What you need to do:
(A) Answer these from the 2013 notes countdown:
(i) How many of the most visited Notes does the countdown cover?
(ii) Which series is described as a valuable resource for those interested in getting into consulting?
(iii) With whom did the dialogue about stereotypes take place via twitter?
(B) Reproduce the passage of the 2013 notes countdown from "N.A.H. Rewind: Top" up to and including "a Consultant Series.".

N.A.H. Rewind: Top 20 Notes in 2013

As the clock gets closer to the new year, I’m looking back with my own countdown of the Top 20 most visited Notes in 2013.

20An Exercise in Media literacy: Superbowl Bingo

It’s Superbowl time again. You know what else comes with Superbowl time? The commercials. For years, the super bowl commercials have been a big draw to many. However, sometimes an attempt at marketing can further an idea or belief that contributes to the marginalization of others.


19. A Valuable Resource: The Social Worker as a Consultant Series

For any of you who might be interested in getting into consulting, and using your passion and skills to work for social justice in an entrepreneurial way, I’m very happy to share this great resource with you: The Social Worker as a Consultant Series.


18. From Codeswitch: The Questions People Get Asked About Their Race

Yesterday’s note: “Ok, But Where Are You Really From?” highlighted an assumption that can reinforce notions of people of color as being the “other”.  I’m appreciative of the dialogue it sparked with some of my social work friends from the United Kingdom via twitter about how stereotypes can put people in “boxes” that don’t really fit.

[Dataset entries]
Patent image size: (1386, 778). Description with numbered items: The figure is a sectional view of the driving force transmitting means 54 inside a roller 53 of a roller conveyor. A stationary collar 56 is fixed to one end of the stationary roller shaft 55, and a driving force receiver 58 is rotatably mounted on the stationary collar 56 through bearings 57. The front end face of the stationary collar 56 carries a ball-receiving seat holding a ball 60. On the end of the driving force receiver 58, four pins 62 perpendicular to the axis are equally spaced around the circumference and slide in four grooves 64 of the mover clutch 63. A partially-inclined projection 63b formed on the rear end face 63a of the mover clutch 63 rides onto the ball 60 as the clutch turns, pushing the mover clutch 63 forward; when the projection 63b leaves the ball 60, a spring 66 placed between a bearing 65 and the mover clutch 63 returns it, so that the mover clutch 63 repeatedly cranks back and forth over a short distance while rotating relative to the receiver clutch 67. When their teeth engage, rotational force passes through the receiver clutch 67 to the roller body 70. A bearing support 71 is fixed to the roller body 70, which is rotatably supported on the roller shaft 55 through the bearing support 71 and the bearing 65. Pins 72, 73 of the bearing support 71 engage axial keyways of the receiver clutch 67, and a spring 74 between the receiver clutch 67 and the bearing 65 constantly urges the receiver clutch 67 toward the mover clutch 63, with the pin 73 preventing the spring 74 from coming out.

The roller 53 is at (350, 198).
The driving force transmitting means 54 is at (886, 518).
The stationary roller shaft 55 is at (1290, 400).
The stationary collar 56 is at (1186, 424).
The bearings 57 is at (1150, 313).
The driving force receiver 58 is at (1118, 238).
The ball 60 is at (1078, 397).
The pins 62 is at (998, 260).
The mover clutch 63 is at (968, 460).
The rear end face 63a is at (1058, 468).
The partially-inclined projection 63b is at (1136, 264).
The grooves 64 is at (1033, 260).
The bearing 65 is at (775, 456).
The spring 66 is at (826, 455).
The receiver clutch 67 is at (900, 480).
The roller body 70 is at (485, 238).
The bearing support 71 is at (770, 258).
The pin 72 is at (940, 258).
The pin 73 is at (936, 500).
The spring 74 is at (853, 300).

Solutions to each task:
(A)
(i) 20
(ii) The Social Worker as a Consultant Series
(iii) Some social work friends from the United Kingdom

(B)
N.A.H. Rewind: Top 20 Notes in 2013

As the clock gets closer to the new year, I’m looking back with my own countdown of the Top 20 most visited Notes in 2013.

20An Exercise in Media literacy: Superbowl Bingo

It’s Superbowl time again. You know what else comes with Superbowl time? The commercials. For years, the super bowl commercials have been a big draw to many. However, sometimes an attempt at marketing can further an idea or belief that contributes to the marginalization of others.


19. A Valuable Resource: The Social Worker as a Consultant Series

For any of you who might be interested in getting into consulting, and using your passion and skills to work for social justice in an entrepreneurial way, I’m very happy to share this great resource with you: The Social Worker as a Consultant Series.